Extract provided:
========================================

She is so tiny and has such a pretty face. I love her too. Those big eyes just make you swoon. I am sure that she will be very lovely and sweet with good care. And I am sure you will consider every aspect of what is best for your family. I backed out of an adoption that I had my heart set on, because I knew my old girl Ru would be requiring more and more special care. I still think of that sweet little face, and I feel sad. But, this is not your story....you don't have an elderly lady...and you_ were_ thinking about getting another daughter. Follow your heart. My dear friend once said: "First, to thyne own self be true, and it will follow as the sun the day thou cans't then be false to no dog>" (My friend Willy, for whom I named my Lily)


----------



## aprilb (Jul 9, 2010)

*Maya is still up for adoption...*

I have decided to withdraw my application. As much as I love her, I just don't think I can handle three right now. She would make someone a great little companion, though. Mary has been so nice to work with and I will be making a donation to SCMR. I appreciate all they do to help these little furbabies.:wub:


----------



## Snowbody (Jan 3, 2009)

aprilb said:


> I have decided to withdraw my application. As much as I love her, I just don't think I can handle three right now. She would make someone a great little companion, though. Mary has been so nice to work with and I will be making a donation to SCMR. I appreciate all they do to help these little furbabies.:wub:


April - I'm sorry, but only you can know if you and your family is ready for another family member. It takes a lot of thought about so many issues and you are doing the best for everyone involved, especially Maya, by not going further if things aren't right for right now. No one wants to see an unsuccessful adoption. Thank you for considering it and donating to SCMR - a great rescue organization. :grouphug: Am hoping Maya and Diesel will find other families soon.


----------



## Sylie (Apr 4, 2011)

Ah, April. After I withdrew my application for little Moon I sobbed for hours. I know you must feel really sad too. But, a good mother must make the choice of what is best for the family she has. I've done it before and it was always hard, but it was always the right choice.:wub:


----------

========================================

Extracted information:
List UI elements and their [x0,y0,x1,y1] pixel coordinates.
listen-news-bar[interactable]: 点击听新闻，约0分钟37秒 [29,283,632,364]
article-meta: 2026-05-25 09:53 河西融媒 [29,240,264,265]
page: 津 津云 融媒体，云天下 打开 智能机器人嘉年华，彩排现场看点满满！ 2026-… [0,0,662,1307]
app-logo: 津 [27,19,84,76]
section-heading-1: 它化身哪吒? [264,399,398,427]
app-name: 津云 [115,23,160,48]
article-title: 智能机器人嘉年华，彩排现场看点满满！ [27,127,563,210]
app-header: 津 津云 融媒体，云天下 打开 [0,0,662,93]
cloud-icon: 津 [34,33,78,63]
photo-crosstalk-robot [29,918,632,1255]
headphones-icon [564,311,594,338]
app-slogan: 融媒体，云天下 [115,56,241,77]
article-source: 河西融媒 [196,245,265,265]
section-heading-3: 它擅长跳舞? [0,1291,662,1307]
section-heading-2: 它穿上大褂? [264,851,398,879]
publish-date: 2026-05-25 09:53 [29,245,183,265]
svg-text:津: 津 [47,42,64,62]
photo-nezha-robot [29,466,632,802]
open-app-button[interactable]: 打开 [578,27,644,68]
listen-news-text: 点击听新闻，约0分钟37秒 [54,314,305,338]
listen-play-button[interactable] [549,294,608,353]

========================================

Requests:
**A)** Put this sentence from the forum thread about adopting Maya into Spanish: "She would make someone a great little companion, though."
**B)** Reproduce the part of the forum thread about adopting Maya from "## aprilb (Jul" up to and including "(Jan 3, 2009)", word for word.
The data that comes after the thread was taken from a different source.

Set of answers:
**A)** Aun así, sería una excelente compañerita para alguien.

**B)**
## aprilb (Jul 9, 2010)

*Maya is still up for adoption...*

I have decided to withdraw my application. As much as I love her, I just don't think I can handle three right now. She would make someone a great little companion, though. Mary has been so nice to work with and I will be making a donation to SCMR. I appreciate all they do to help these little furbabies.:wub:


----------



## Snowbody (Jan 3, 2009)